- Episode no.: Season 3 Episode 3
- Directed by: Deborah Chow
- Written by: Ryan Scott
- Original air date: June 11, 2017
- Running time: 43 minutes

Guest appearances
- Jason Manuel Olazabal as Dante Esquivel; Rae Gray as Gretchen Trimbol; Michael William Freeman as Blake Sarno; Emma Caulfield as Tracy Otto; Rubén Blades as Daniel Salazar;

Episode chronology
| ← Previous "The New Frontier" | Next → "100" |
- Fear the Walking Dead (season 3)

= TEOTWAWKI (Fear the Walking Dead) =

"TEOTWAWKI" (acronym for The end of the world as we know it), is the third episode of the third season of the post-apocalyptic horror television series Fear the Walking Dead, which aired on AMC on June 11, 2017.

This episode marks the return of Daniel Salazar (Rubén Blades) in season 3 as the character was last seen in the second season's mid-season finale episode "Shiva".

= = = = =

### Aim of the task
Copy out the part of the TEOTWAWKI episode text that starts with the words "Episode chronology" and ends after "June 11, 2017.".

= = = = =

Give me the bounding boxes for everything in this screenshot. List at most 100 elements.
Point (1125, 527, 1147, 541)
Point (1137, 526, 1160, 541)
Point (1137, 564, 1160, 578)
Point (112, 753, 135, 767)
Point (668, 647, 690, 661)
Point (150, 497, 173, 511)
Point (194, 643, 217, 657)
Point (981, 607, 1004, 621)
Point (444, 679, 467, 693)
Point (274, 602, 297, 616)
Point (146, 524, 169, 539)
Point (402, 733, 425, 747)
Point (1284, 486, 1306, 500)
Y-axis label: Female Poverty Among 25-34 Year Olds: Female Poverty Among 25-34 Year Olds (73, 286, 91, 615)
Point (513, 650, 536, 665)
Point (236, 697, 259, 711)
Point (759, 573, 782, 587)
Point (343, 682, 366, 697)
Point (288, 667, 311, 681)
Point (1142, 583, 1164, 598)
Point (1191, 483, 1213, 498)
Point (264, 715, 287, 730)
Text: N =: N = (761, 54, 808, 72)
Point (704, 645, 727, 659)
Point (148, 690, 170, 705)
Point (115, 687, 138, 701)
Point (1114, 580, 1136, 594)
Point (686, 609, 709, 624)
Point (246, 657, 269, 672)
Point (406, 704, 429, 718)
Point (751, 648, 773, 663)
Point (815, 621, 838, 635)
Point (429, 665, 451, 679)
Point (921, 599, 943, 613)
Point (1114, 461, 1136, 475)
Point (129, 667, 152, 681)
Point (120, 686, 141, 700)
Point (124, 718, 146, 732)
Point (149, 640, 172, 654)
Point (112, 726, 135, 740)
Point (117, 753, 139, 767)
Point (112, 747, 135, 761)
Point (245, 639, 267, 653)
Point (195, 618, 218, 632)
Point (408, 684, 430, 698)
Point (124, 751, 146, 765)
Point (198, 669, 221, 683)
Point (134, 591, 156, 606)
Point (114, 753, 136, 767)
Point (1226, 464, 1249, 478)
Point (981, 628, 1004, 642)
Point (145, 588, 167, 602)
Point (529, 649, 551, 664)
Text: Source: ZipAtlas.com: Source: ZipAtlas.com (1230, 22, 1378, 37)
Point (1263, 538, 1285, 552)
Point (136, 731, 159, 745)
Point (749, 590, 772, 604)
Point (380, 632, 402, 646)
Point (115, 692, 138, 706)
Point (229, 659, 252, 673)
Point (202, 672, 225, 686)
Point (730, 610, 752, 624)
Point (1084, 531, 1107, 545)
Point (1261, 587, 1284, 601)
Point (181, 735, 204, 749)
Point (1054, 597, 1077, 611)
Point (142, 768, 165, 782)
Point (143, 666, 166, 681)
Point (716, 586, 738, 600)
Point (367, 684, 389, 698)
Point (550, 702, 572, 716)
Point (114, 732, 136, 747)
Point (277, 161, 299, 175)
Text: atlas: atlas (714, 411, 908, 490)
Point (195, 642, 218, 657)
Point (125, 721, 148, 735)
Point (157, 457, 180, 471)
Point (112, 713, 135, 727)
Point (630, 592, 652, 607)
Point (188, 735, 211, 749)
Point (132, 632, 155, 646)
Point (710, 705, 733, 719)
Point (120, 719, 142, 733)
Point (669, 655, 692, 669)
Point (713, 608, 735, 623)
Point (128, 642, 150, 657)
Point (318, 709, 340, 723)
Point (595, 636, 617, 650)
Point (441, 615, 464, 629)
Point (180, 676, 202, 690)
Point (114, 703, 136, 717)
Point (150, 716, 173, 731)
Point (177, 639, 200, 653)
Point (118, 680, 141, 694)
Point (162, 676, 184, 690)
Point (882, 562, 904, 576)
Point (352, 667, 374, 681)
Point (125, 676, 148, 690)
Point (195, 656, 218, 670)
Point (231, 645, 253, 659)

= = = = =

### Solution for this problem
Episode chronology
| ← Previous "The New Frontier" | Next → "100" |
- Fear the Walking Dead (season 3)

= TEOTWAWKI (Fear the Walking Dead) =

"TEOTWAWKI" (acronym for The end of the world as we know it), is the third episode of the third season of the post-apocalyptic horror television series Fear the Walking Dead, which aired on AMC on June 11, 2017.